### DATA SHOWN

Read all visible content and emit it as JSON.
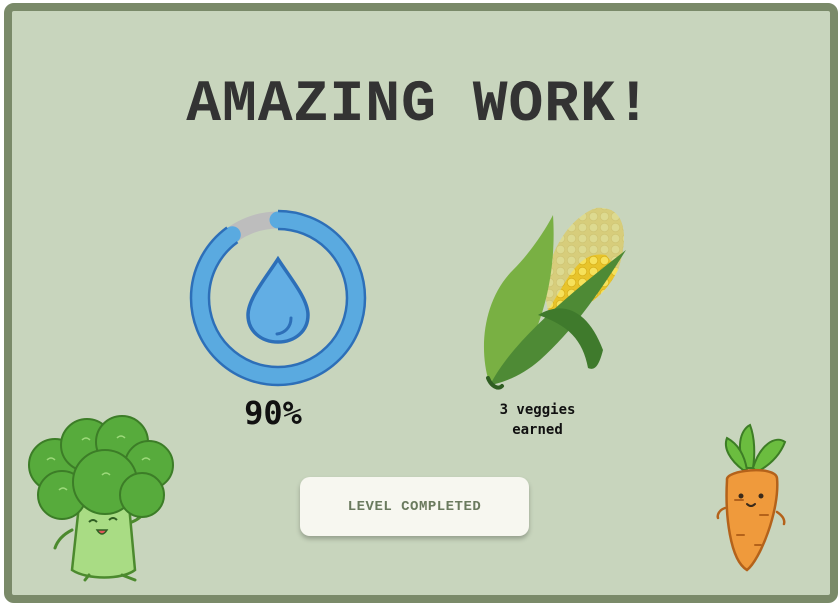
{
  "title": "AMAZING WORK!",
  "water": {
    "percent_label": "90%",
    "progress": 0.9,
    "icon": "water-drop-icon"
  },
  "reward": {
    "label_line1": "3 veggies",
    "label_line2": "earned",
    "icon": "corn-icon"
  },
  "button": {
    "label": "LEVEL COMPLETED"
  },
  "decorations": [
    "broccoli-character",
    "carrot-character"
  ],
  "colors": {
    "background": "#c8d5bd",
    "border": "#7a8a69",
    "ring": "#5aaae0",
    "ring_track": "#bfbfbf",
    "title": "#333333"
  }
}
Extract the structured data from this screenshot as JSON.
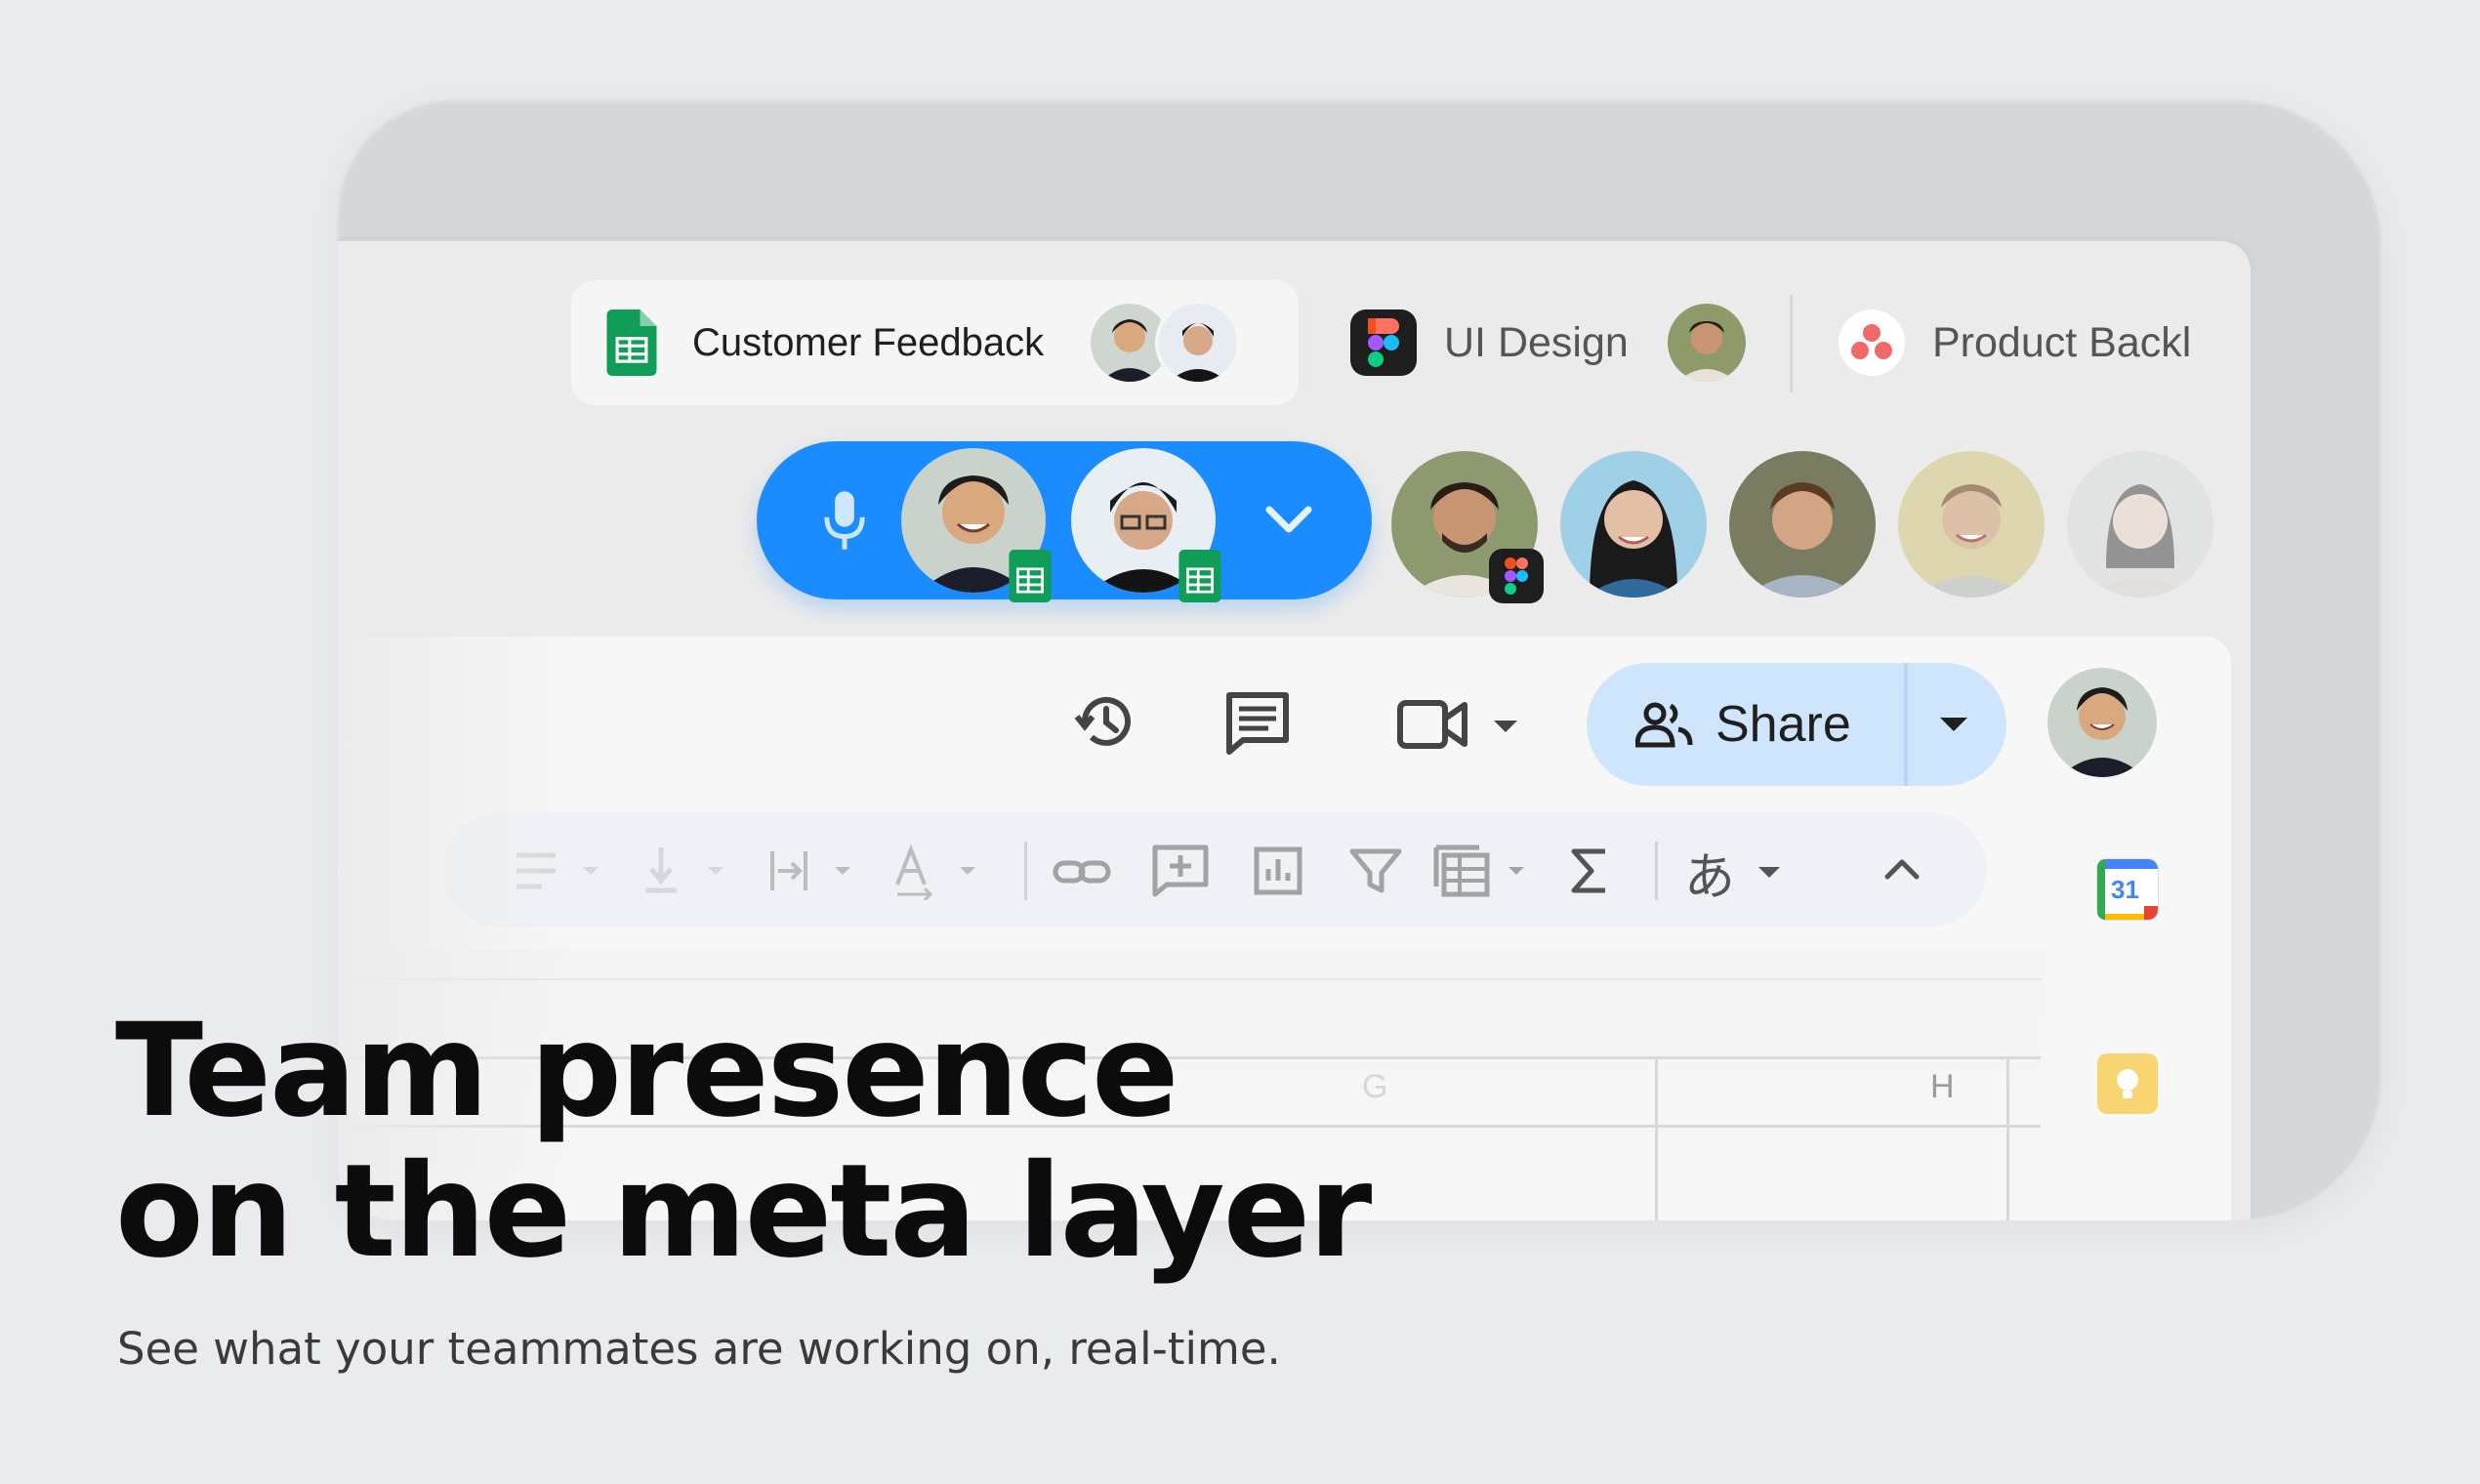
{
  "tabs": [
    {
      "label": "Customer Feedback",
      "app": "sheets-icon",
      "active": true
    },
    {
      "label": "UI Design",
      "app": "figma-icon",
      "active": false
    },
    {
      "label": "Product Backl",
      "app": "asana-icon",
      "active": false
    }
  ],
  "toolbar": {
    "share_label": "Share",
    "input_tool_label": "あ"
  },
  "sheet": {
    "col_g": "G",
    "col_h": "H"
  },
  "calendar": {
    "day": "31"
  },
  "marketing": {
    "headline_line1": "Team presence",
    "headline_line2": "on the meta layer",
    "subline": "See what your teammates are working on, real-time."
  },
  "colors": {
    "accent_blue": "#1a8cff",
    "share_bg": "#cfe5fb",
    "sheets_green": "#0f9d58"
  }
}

### WHAT THE TASK ASKS
The line that contains "Extract the structured" begins the part to retype, and the last line of the records above ends it. Retype both and everything between, exactly, without the pictures.

### RESPONSE BELOW
Extract the structured data from this screenshot as JSON.
{
  "tabs": [
    {
      "label": "Customer Feedback",
      "app": "sheets-icon",
      "active": true
    },
    {
      "label": "UI Design",
      "app": "figma-icon",
      "active": false
    },
    {
      "label": "Product Backl",
      "app": "asana-icon",
      "active": false
    }
  ],
  "toolbar": {
    "share_label": "Share",
    "input_tool_label": "あ"
  },
  "sheet": {
    "col_g": "G",
    "col_h": "H"
  },
  "calendar": {
    "day": "31"
  },
  "marketing": {
    "headline_line1": "Team presence",
    "headline_line2": "on the meta layer",
    "subline": "See what your teammates are working on, real-time."
  },
  "colors": {
    "accent_blue": "#1a8cff",
    "share_bg": "#cfe5fb",
    "sheets_green": "#0f9d58"
  }
}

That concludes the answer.